WORK TO BE COMPLETED
Repeat, exactly and completely, the material that follows. Omit the pictures.

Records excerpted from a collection
** Begin **

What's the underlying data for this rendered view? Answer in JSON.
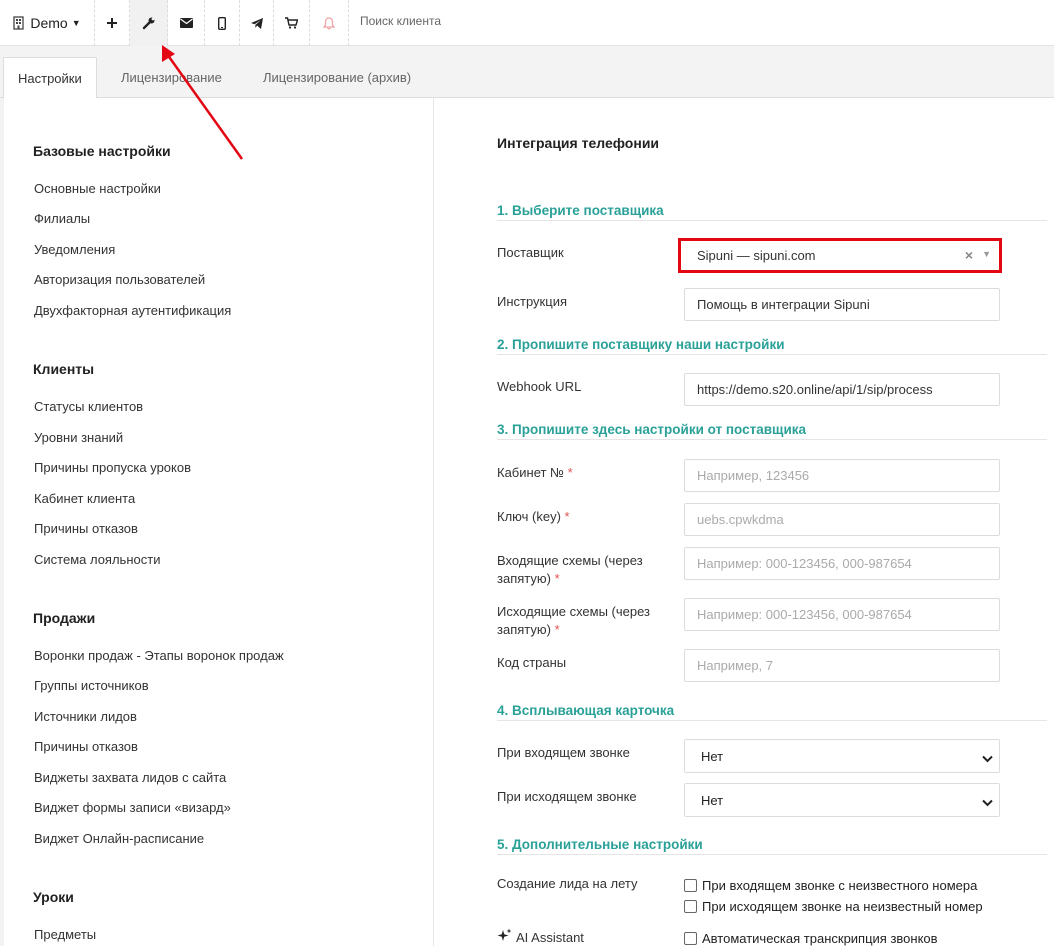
{
  "toolbar": {
    "demo_label": "Demo",
    "search_placeholder": "Поиск клиента",
    "icons": [
      "building-icon",
      "plus-icon",
      "wrench-icon",
      "envelope-icon",
      "mobile-icon",
      "telegram-icon",
      "cart-icon",
      "bell-icon"
    ]
  },
  "tabs": [
    {
      "label": "Настройки",
      "active": true
    },
    {
      "label": "Лицензирование",
      "active": false
    },
    {
      "label": "Лицензирование (архив)",
      "active": false
    }
  ],
  "sidebar": {
    "sections": [
      {
        "title": "Базовые настройки",
        "items": [
          "Основные настройки",
          "Филиалы",
          "Уведомления",
          "Авторизация пользователей",
          "Двухфакторная аутентификация"
        ]
      },
      {
        "title": "Клиенты",
        "items": [
          "Статусы клиентов",
          "Уровни знаний",
          "Причины пропуска уроков",
          "Кабинет клиента",
          "Причины отказов",
          "Система лояльности"
        ]
      },
      {
        "title": "Продажи",
        "items": [
          "Воронки продаж - Этапы воронок продаж",
          "Группы источников",
          "Источники лидов",
          "Причины отказов",
          "Виджеты захвата лидов с сайта",
          "Виджет формы записи «визард»",
          "Виджет Онлайн-расписание"
        ]
      },
      {
        "title": "Уроки",
        "items": [
          "Предметы"
        ]
      }
    ]
  },
  "main": {
    "title": "Интеграция телефонии",
    "steps": {
      "s1": "1. Выберите поставщика",
      "s2": "2. Пропишите поставщику наши настройки",
      "s3": "3. Пропишите здесь настройки от поставщика",
      "s4": "4. Всплывающая карточка",
      "s5": "5. Дополнительные настройки"
    },
    "provider_label": "Поставщик",
    "provider_value": "Sipuni — sipuni.com",
    "instruction_label": "Инструкция",
    "instruction_value": "Помощь в интеграции Sipuni",
    "webhook_label": "Webhook URL",
    "webhook_value": "https://demo.s20.online/api/1/sip/process",
    "cabinet_label": "Кабинет №",
    "cabinet_placeholder": "Например, 123456",
    "key_label": "Ключ (key)",
    "key_placeholder": "uebs.cpwkdma",
    "incoming_label_1": "Входящие схемы (через",
    "incoming_label_2": "запятую)",
    "incoming_placeholder": "Например: 000-123456, 000-987654",
    "outgoing_label_1": "Исходящие схемы (через",
    "outgoing_label_2": "запятую)",
    "outgoing_placeholder": "Например: 000-123456, 000-987654",
    "country_label": "Код страны",
    "country_placeholder": "Например, 7",
    "popup_in_label": "При входящем звонке",
    "popup_in_value": "Нет",
    "popup_out_label": "При исходящем звонке",
    "popup_out_value": "Нет",
    "lead_label": "Создание лида на лету",
    "lead_opt1": "При входящем звонке с неизвестного номера",
    "lead_opt2": "При исходящем звонке на неизвестный номер",
    "ai_label": "AI Assistant",
    "ai_opt1": "Автоматическая транскрипция звонков",
    "required_mark": "*"
  },
  "colors": {
    "accent": "#2aa198",
    "highlight": "#e30613",
    "required": "#e05252"
  }
}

** End **

RESULT OF THE EXERCISE
What's the underlying data for this rendered view? Answer in JSON.
{
  "toolbar": {
    "demo_label": "Demo",
    "search_placeholder": "Поиск клиента",
    "icons": [
      "building-icon",
      "plus-icon",
      "wrench-icon",
      "envelope-icon",
      "mobile-icon",
      "telegram-icon",
      "cart-icon",
      "bell-icon"
    ]
  },
  "tabs": [
    {
      "label": "Настройки",
      "active": true
    },
    {
      "label": "Лицензирование",
      "active": false
    },
    {
      "label": "Лицензирование (архив)",
      "active": false
    }
  ],
  "sidebar": {
    "sections": [
      {
        "title": "Базовые настройки",
        "items": [
          "Основные настройки",
          "Филиалы",
          "Уведомления",
          "Авторизация пользователей",
          "Двухфакторная аутентификация"
        ]
      },
      {
        "title": "Клиенты",
        "items": [
          "Статусы клиентов",
          "Уровни знаний",
          "Причины пропуска уроков",
          "Кабинет клиента",
          "Причины отказов",
          "Система лояльности"
        ]
      },
      {
        "title": "Продажи",
        "items": [
          "Воронки продаж - Этапы воронок продаж",
          "Группы источников",
          "Источники лидов",
          "Причины отказов",
          "Виджеты захвата лидов с сайта",
          "Виджет формы записи «визард»",
          "Виджет Онлайн-расписание"
        ]
      },
      {
        "title": "Уроки",
        "items": [
          "Предметы"
        ]
      }
    ]
  },
  "main": {
    "title": "Интеграция телефонии",
    "steps": {
      "s1": "1. Выберите поставщика",
      "s2": "2. Пропишите поставщику наши настройки",
      "s3": "3. Пропишите здесь настройки от поставщика",
      "s4": "4. Всплывающая карточка",
      "s5": "5. Дополнительные настройки"
    },
    "provider_label": "Поставщик",
    "provider_value": "Sipuni — sipuni.com",
    "instruction_label": "Инструкция",
    "instruction_value": "Помощь в интеграции Sipuni",
    "webhook_label": "Webhook URL",
    "webhook_value": "https://demo.s20.online/api/1/sip/process",
    "cabinet_label": "Кабинет №",
    "cabinet_placeholder": "Например, 123456",
    "key_label": "Ключ (key)",
    "key_placeholder": "uebs.cpwkdma",
    "incoming_label_1": "Входящие схемы (через",
    "incoming_label_2": "запятую)",
    "incoming_placeholder": "Например: 000-123456, 000-987654",
    "outgoing_label_1": "Исходящие схемы (через",
    "outgoing_label_2": "запятую)",
    "outgoing_placeholder": "Например: 000-123456, 000-987654",
    "country_label": "Код страны",
    "country_placeholder": "Например, 7",
    "popup_in_label": "При входящем звонке",
    "popup_in_value": "Нет",
    "popup_out_label": "При исходящем звонке",
    "popup_out_value": "Нет",
    "lead_label": "Создание лида на лету",
    "lead_opt1": "При входящем звонке с неизвестного номера",
    "lead_opt2": "При исходящем звонке на неизвестный номер",
    "ai_label": "AI Assistant",
    "ai_opt1": "Автоматическая транскрипция звонков",
    "required_mark": "*"
  },
  "colors": {
    "accent": "#2aa198",
    "highlight": "#e30613",
    "required": "#e05252"
  }
}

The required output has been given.